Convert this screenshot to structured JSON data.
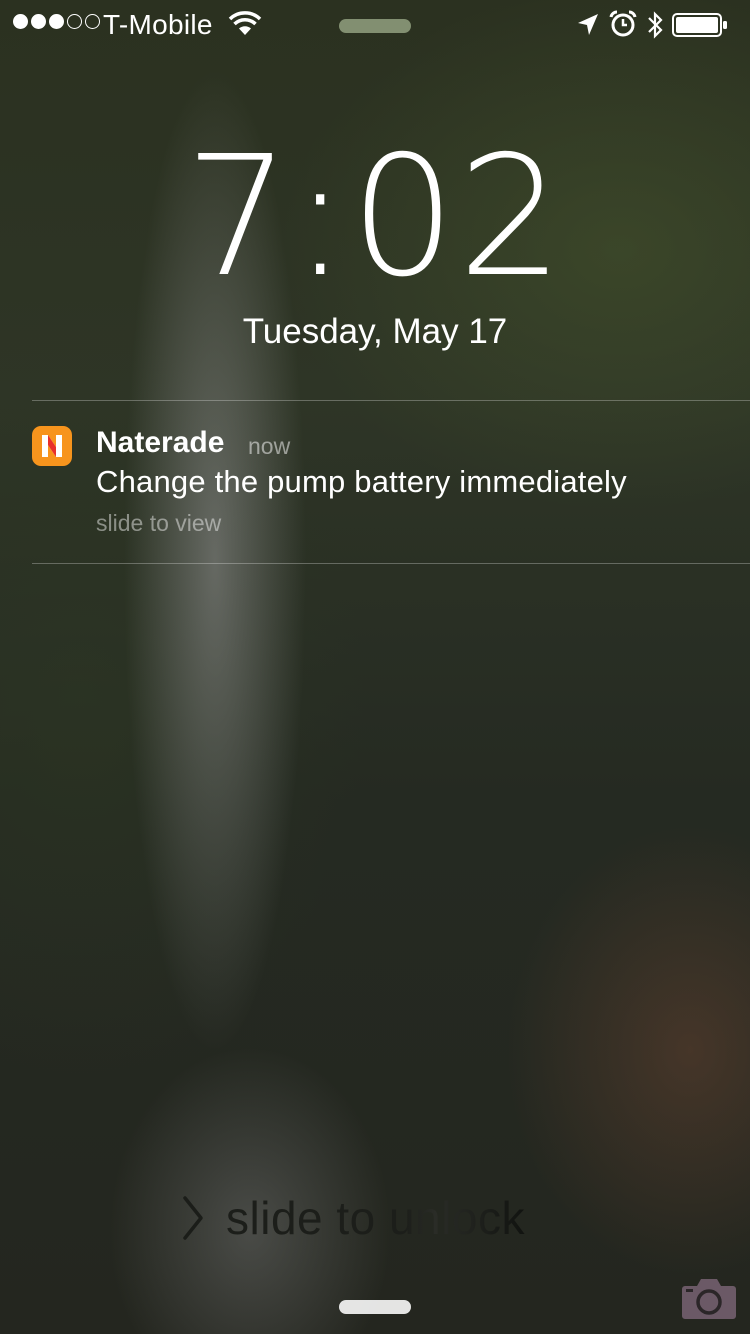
{
  "status_bar": {
    "signal_bars_filled": 3,
    "signal_bars_total": 5,
    "carrier": "T-Mobile",
    "icons": [
      "wifi-icon",
      "location-arrow-icon",
      "alarm-icon",
      "bluetooth-icon",
      "battery-icon"
    ],
    "battery_level_percent": 100
  },
  "lock_screen": {
    "time": "7:02",
    "date": "Tuesday, May 17"
  },
  "notification": {
    "app_name": "Naterade",
    "app_icon_letter": "N",
    "app_icon_color": "#f7941d",
    "time": "now",
    "message": "Change the pump battery immediately",
    "hint": "slide to view"
  },
  "unlock": {
    "label": "slide to unlock",
    "icons": [
      "chevron-right-icon",
      "camera-icon"
    ]
  }
}
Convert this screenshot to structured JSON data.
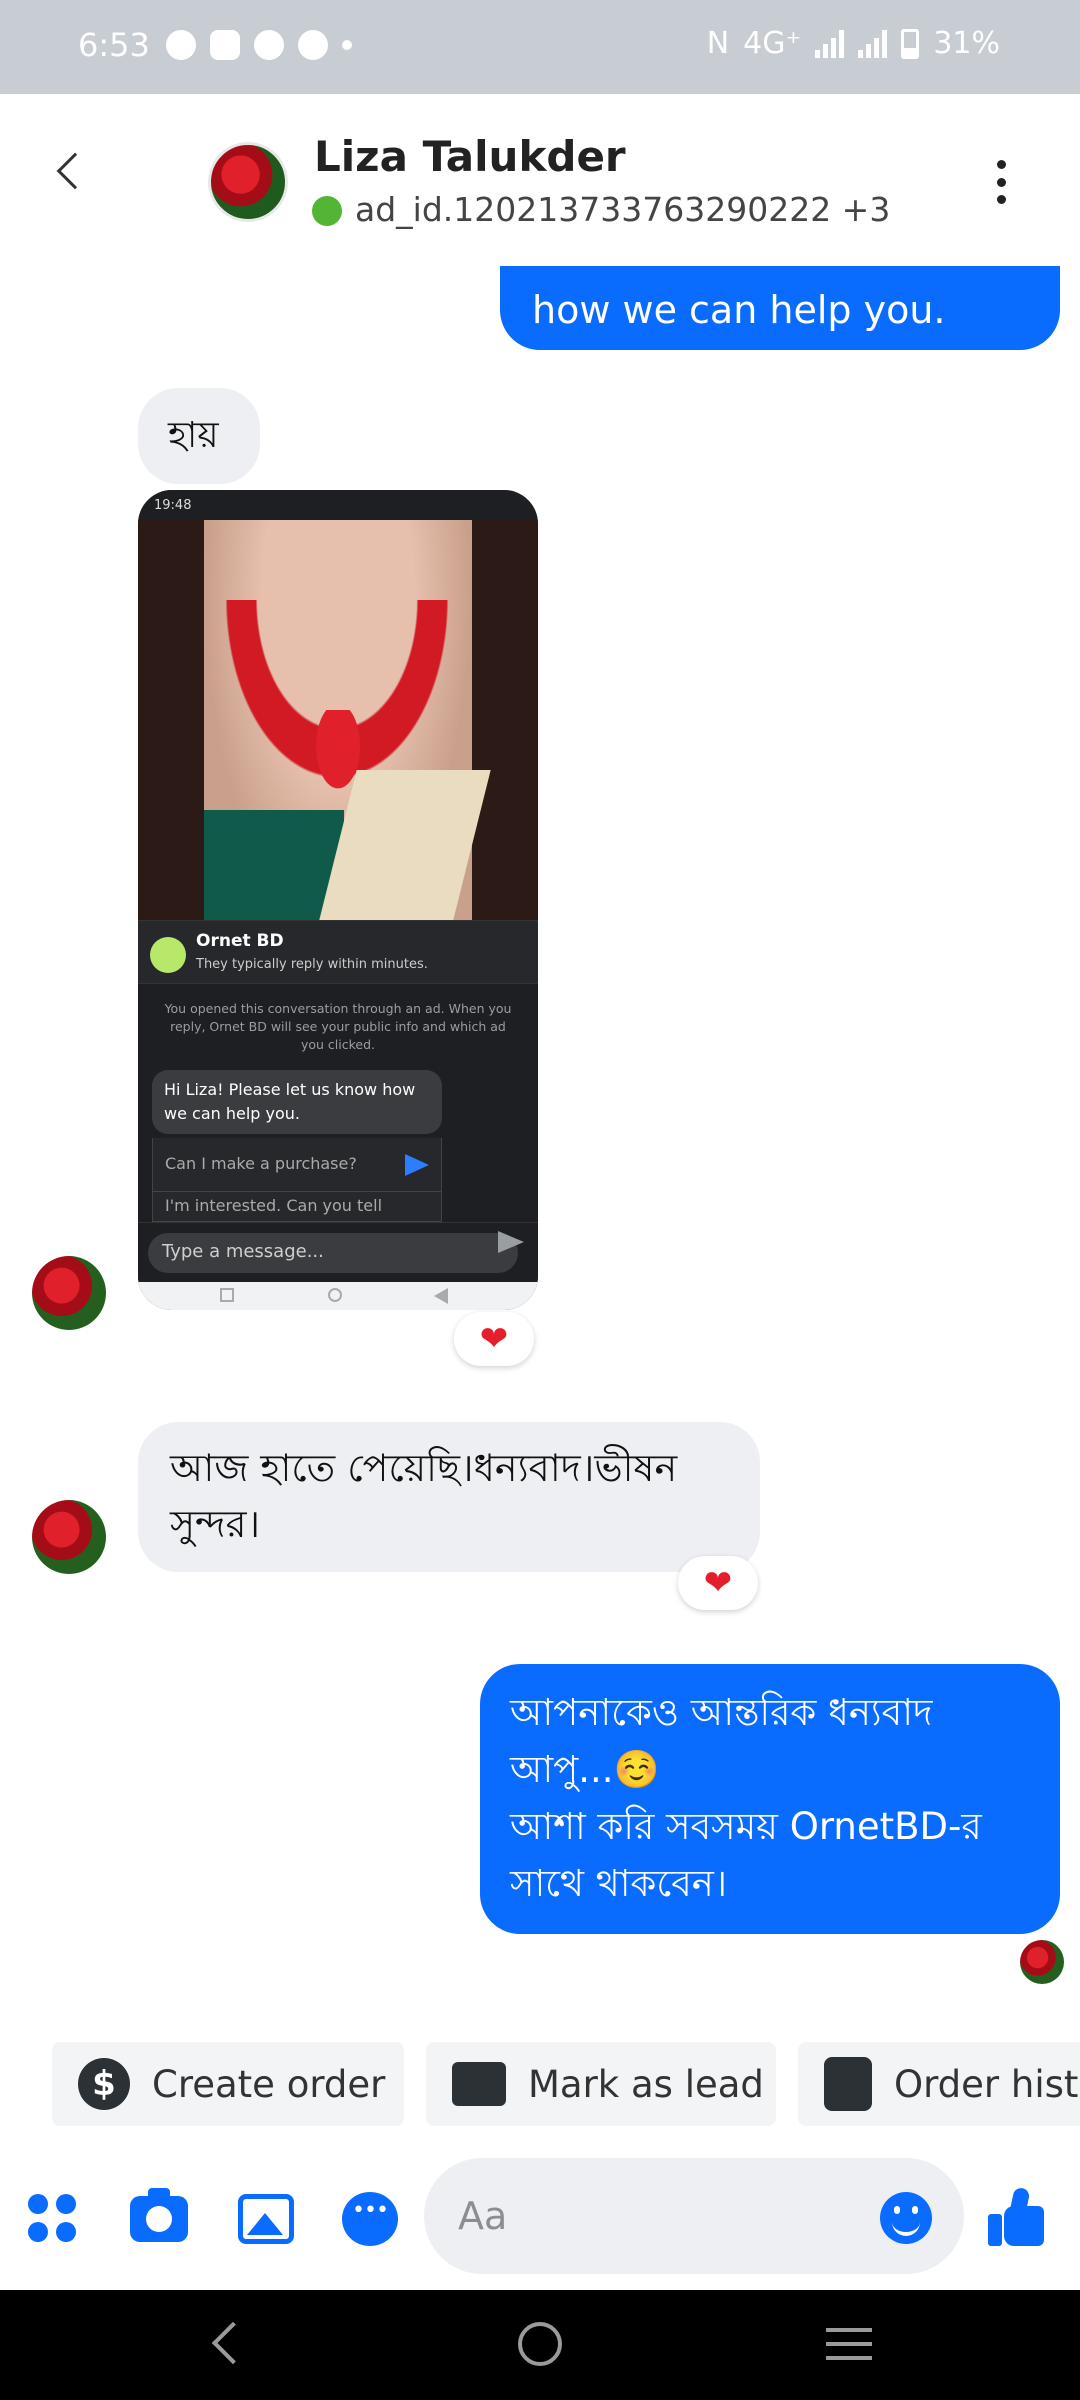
{
  "status_bar": {
    "time": "6:53",
    "network": "4G⁺",
    "battery": "31%"
  },
  "header": {
    "contact_name": "Liza Talukder",
    "subtitle": "ad_id.120213733763290222 +3"
  },
  "messages": {
    "top_out_partial": "Hi Liza! Please let us know how we can help you.",
    "top_out_visible": "how we can help you.",
    "hi": "হায়",
    "received_text_line1": "আজ হাতে পেয়েছি।ধন্যবাদ।ভীষন",
    "received_text_line2": "সুন্দর।",
    "reply_line1": "আপনাকেও আন্তরিক ধন্যবাদ",
    "reply_line2": "আপু...☺️",
    "reply_line3": "আশা করি সবসময় OrnetBD-র",
    "reply_line4": "সাথে থাকবেন।",
    "reaction": "❤"
  },
  "embedded_screenshot": {
    "status_time": "19:48",
    "page_name": "Ornet BD",
    "page_reply_time": "They typically reply within minutes.",
    "ad_notice": "You opened this conversation through an ad. When you reply, Ornet BD will see your public info and which ad you clicked.",
    "greeting": "Hi Liza! Please let us know how we can help you.",
    "quick_reply_1": "Can I make a purchase?",
    "quick_reply_2": "I'm interested. Can you tell",
    "input_placeholder": "Type a message..."
  },
  "quick_actions": [
    {
      "label": "Create order",
      "icon": "dollar-icon"
    },
    {
      "label": "Mark as lead",
      "icon": "id-card-icon"
    },
    {
      "label": "Order hist",
      "icon": "list-icon"
    }
  ],
  "composer": {
    "placeholder": "Aa"
  },
  "colors": {
    "accent": "#0a6cff",
    "incoming_bubble": "#eeeff2",
    "online": "#53b535",
    "heart": "#e41e2a"
  }
}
::::::
GIVEN TASK: Do not include images; quote all of the entries above exactly.

SOLUTION BELOW:
Convert this screenshot to structured JSON data.
{
  "status_bar": {
    "signal_bars_filled": 3,
    "signal_bars_total": 5,
    "carrier": "T-Mobile",
    "icons": [
      "wifi-icon",
      "location-arrow-icon",
      "alarm-icon",
      "bluetooth-icon",
      "battery-icon"
    ],
    "battery_level_percent": 100
  },
  "lock_screen": {
    "time": "7:02",
    "date": "Tuesday, May 17"
  },
  "notification": {
    "app_name": "Naterade",
    "app_icon_letter": "N",
    "app_icon_color": "#f7941d",
    "time": "now",
    "message": "Change the pump battery immediately",
    "hint": "slide to view"
  },
  "unlock": {
    "label": "slide to unlock",
    "icons": [
      "chevron-right-icon",
      "camera-icon"
    ]
  }
}
Convert this screenshot to structured JSON data.
{
  "status_bar": {
    "time": "6:53",
    "network": "4G⁺",
    "battery": "31%"
  },
  "header": {
    "contact_name": "Liza Talukder",
    "subtitle": "ad_id.120213733763290222 +3"
  },
  "messages": {
    "top_out_partial": "Hi Liza! Please let us know how we can help you.",
    "top_out_visible": "how we can help you.",
    "hi": "হায়",
    "received_text_line1": "আজ হাতে পেয়েছি।ধন্যবাদ।ভীষন",
    "received_text_line2": "সুন্দর।",
    "reply_line1": "আপনাকেও আন্তরিক ধন্যবাদ",
    "reply_line2": "আপু...☺️",
    "reply_line3": "আশা করি সবসময় OrnetBD-র",
    "reply_line4": "সাথে থাকবেন।",
    "reaction": "❤"
  },
  "embedded_screenshot": {
    "status_time": "19:48",
    "page_name": "Ornet BD",
    "page_reply_time": "They typically reply within minutes.",
    "ad_notice": "You opened this conversation through an ad. When you reply, Ornet BD will see your public info and which ad you clicked.",
    "greeting": "Hi Liza! Please let us know how we can help you.",
    "quick_reply_1": "Can I make a purchase?",
    "quick_reply_2": "I'm interested. Can you tell",
    "input_placeholder": "Type a message..."
  },
  "quick_actions": [
    {
      "label": "Create order",
      "icon": "dollar-icon"
    },
    {
      "label": "Mark as lead",
      "icon": "id-card-icon"
    },
    {
      "label": "Order hist",
      "icon": "list-icon"
    }
  ],
  "composer": {
    "placeholder": "Aa"
  },
  "colors": {
    "accent": "#0a6cff",
    "incoming_bubble": "#eeeff2",
    "online": "#53b535",
    "heart": "#e41e2a"
  }
}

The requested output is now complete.